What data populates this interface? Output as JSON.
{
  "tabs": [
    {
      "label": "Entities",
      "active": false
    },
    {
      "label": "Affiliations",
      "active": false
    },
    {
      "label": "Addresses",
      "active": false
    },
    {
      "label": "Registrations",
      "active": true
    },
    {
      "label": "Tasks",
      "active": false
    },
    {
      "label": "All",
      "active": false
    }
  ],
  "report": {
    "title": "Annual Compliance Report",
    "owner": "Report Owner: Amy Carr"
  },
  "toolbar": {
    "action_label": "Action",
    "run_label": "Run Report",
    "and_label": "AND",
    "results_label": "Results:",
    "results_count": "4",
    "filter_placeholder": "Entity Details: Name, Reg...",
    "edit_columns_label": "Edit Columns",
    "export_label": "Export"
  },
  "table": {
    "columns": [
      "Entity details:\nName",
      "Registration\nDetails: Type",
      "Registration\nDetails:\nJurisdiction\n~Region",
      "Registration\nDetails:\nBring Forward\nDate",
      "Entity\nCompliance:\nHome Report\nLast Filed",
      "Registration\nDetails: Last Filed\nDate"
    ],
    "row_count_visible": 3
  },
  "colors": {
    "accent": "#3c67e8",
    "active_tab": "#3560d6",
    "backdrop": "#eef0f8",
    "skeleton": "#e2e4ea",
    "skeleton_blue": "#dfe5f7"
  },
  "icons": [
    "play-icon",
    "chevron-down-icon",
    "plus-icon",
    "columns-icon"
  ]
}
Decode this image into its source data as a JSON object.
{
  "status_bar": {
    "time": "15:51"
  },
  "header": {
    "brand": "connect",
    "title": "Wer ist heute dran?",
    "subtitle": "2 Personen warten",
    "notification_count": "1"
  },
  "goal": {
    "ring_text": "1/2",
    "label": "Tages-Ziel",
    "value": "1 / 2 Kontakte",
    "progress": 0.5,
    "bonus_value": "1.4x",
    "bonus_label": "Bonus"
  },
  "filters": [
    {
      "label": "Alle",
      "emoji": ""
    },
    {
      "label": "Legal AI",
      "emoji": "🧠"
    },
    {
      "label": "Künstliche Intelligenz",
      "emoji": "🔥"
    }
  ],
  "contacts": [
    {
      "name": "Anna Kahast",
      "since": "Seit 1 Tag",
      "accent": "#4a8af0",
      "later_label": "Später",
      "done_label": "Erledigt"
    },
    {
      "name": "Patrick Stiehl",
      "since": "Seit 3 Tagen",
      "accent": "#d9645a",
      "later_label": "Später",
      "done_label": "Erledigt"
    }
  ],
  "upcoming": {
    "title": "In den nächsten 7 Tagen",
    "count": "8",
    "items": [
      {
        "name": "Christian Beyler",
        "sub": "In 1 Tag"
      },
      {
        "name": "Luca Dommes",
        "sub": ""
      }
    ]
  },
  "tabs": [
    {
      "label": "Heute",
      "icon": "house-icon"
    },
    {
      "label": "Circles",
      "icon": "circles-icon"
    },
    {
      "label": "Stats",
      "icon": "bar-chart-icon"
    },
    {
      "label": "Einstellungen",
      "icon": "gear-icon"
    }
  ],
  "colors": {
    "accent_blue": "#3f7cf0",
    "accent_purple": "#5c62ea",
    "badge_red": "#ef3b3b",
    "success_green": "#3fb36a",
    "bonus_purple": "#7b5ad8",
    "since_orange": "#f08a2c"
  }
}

▸ REQUIRED WORK:
Extract the complete set of records unchanged.

▸ ANSWER FOR THIS EXERCISE:
What data populates this interface? Output as JSON.
{
  "tabs": [
    {
      "label": "Entities",
      "active": false
    },
    {
      "label": "Affiliations",
      "active": false
    },
    {
      "label": "Addresses",
      "active": false
    },
    {
      "label": "Registrations",
      "active": true
    },
    {
      "label": "Tasks",
      "active": false
    },
    {
      "label": "All",
      "active": false
    }
  ],
  "report": {
    "title": "Annual Compliance Report",
    "owner": "Report Owner: Amy Carr"
  },
  "toolbar": {
    "action_label": "Action",
    "run_label": "Run Report",
    "and_label": "AND",
    "results_label": "Results:",
    "results_count": "4",
    "filter_placeholder": "Entity Details: Name, Reg...",
    "edit_columns_label": "Edit Columns",
    "export_label": "Export"
  },
  "table": {
    "columns": [
      "Entity details:\nName",
      "Registration\nDetails: Type",
      "Registration\nDetails:\nJurisdiction\n~Region",
      "Registration\nDetails:\nBring Forward\nDate",
      "Entity\nCompliance:\nHome Report\nLast Filed",
      "Registration\nDetails: Last Filed\nDate"
    ],
    "row_count_visible": 3
  },
  "colors": {
    "accent": "#3c67e8",
    "active_tab": "#3560d6",
    "backdrop": "#eef0f8",
    "skeleton": "#e2e4ea",
    "skeleton_blue": "#dfe5f7"
  },
  "icons": [
    "play-icon",
    "chevron-down-icon",
    "plus-icon",
    "columns-icon"
  ]
}
Decode this image into its source data as a JSON object.
{
  "status_bar": {
    "time": "15:51"
  },
  "header": {
    "brand": "connect",
    "title": "Wer ist heute dran?",
    "subtitle": "2 Personen warten",
    "notification_count": "1"
  },
  "goal": {
    "ring_text": "1/2",
    "label": "Tages-Ziel",
    "value": "1 / 2 Kontakte",
    "progress": 0.5,
    "bonus_value": "1.4x",
    "bonus_label": "Bonus"
  },
  "filters": [
    {
      "label": "Alle",
      "emoji": ""
    },
    {
      "label": "Legal AI",
      "emoji": "🧠"
    },
    {
      "label": "Künstliche Intelligenz",
      "emoji": "🔥"
    }
  ],
  "contacts": [
    {
      "name": "Anna Kahast",
      "since": "Seit 1 Tag",
      "accent": "#4a8af0",
      "later_label": "Später",
      "done_label": "Erledigt"
    },
    {
      "name": "Patrick Stiehl",
      "since": "Seit 3 Tagen",
      "accent": "#d9645a",
      "later_label": "Später",
      "done_label": "Erledigt"
    }
  ],
  "upcoming": {
    "title": "In den nächsten 7 Tagen",
    "count": "8",
    "items": [
      {
        "name": "Christian Beyler",
        "sub": "In 1 Tag"
      },
      {
        "name": "Luca Dommes",
        "sub": ""
      }
    ]
  },
  "tabs": [
    {
      "label": "Heute",
      "icon": "house-icon"
    },
    {
      "label": "Circles",
      "icon": "circles-icon"
    },
    {
      "label": "Stats",
      "icon": "bar-chart-icon"
    },
    {
      "label": "Einstellungen",
      "icon": "gear-icon"
    }
  ],
  "colors": {
    "accent_blue": "#3f7cf0",
    "accent_purple": "#5c62ea",
    "badge_red": "#ef3b3b",
    "success_green": "#3fb36a",
    "bonus_purple": "#7b5ad8",
    "since_orange": "#f08a2c"
  }
}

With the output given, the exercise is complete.